_Required task 1_. Return the passage of the No Hype episode text below, from "In this special" up to and including "episodes to come.", copied word for word.
_Required task 2_.
Using the No Hype episode text below, answer each question briefly:
(a) At which company is Brett House a vice president?
(b) Through which acquisition did Brett join Nielsen?
(c) Which form of cycling does Allyson Dietz prefer?
_Required task 3_. Extend the No Hype episode text below, picking up after its final sentence.

_Document_.
* BEGIN *

Brett House - Strategy Without Execution is Hallucination: MarTech Start-Up & Acquisition Learnings

“If you fix and align the people around the right types of goals, the right types of organizational structure, you can start to harmonize your data, your stack and have everybody rowing in the same direction."- Brett House

In this special episode of No Hype, Allyson welcomes her new co-host Brett House. Brett is a VP at Neustar where he's responsible for the product and marketing strategy of data, MarTech and analytic solutions.

They get started by reflecting on their time at Nielsen together, Brett’s start-up experience and the cross-functionality of their roles. From Lou Reed to Neustar’s Brave New Worlds, Brett talks about his inspirations and what he’s excited to focus on in the episodes to come.


Episode Transcript

Allyson Dietz: Welcome to No Hype, the podcast about truth, science and the future of marketing brought to you by your host, Allyson Dietz...

Brett House: ...and Brett House.

AD: Today, we have a special episode of No Hype. We're here today to introduce my new co-host Brett House. Brett is a vice president at Neustar and our marketing solutions business unit and he's responsible for the product and marketing strategy of our data, MarTech and analytic solutions. He's been instrumental in the double digit growth of our business in the last couple of years as well. Before Neustar Brett and I actually worked together at another company that starts with the letter N, Nielsen. Brett joined Nielsen via the eXelate acquisition, where he'd helped transform eXelate on MarTech startup from a data as a service product, into a highly successful enterprise SaaS business, which was acquired by Nielsen.

On a personal note, Brett and I both love cycling, although he's more into the open road, whereas I prefer the peloton. Brett, welcome officially to the No Hype Podcast.

* END *

_Record list_.
* BEGIN *

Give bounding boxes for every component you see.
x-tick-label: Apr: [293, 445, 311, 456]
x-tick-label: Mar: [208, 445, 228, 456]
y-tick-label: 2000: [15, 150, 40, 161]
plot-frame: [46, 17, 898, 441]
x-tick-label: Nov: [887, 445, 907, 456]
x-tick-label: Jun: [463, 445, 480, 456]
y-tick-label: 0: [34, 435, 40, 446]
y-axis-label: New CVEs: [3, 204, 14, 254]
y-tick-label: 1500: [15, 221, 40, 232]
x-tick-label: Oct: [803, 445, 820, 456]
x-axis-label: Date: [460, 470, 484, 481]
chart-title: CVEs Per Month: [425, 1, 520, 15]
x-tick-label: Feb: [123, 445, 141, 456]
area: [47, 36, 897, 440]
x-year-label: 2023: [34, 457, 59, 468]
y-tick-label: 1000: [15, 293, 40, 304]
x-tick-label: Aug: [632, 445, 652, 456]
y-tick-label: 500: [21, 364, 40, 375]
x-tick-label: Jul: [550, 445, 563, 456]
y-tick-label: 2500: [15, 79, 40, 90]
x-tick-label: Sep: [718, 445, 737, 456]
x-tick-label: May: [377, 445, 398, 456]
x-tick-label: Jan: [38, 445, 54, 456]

* END *

_Written answer 1_.
In this special episode of No Hype, Allyson welcomes her new co-host Brett House. Brett is a VP at Neustar where he's responsible for the product and marketing strategy of data, MarTech and analytic solutions.

They get started by reflecting on their time at Nielsen together, Brett’s start-up experience and the cross-functionality of their roles. From Lou Reed to Neustar’s Brave New Worlds, Brett talks about his inspirations and what he’s excited to focus on in the episodes to come.

_Written answer 2_.
(a) Neustar
(b) The eXelate acquisition
(c) The peloton

_Written answer 3_.
BH: Thanks Allyson. A pleasure to be here.

AD: We're excited to have you. Brett, you've had quite the career in the marketing and SaaS world as I just described. Can you share a little bit about your career path to date?

BH: Sure. I think I'll go back to when I got my MBA, post MBA world and I won't take you through every road, every path that I took along the way, but I really did get my start in the MarTech space in the early rich media world at a company called Uncast, which was like many of the rich media companies point role, eye blaster, eye wonder, eventually acquired by Seismic. That's where I got my start in terms of the digital marketing ecosystem post MBA. I had run a startup that helped get me into my, or get me through my MBA which was also in the marketing technology space but really early days it was even before the advent of ad networks and ad exchanges and DMP and such.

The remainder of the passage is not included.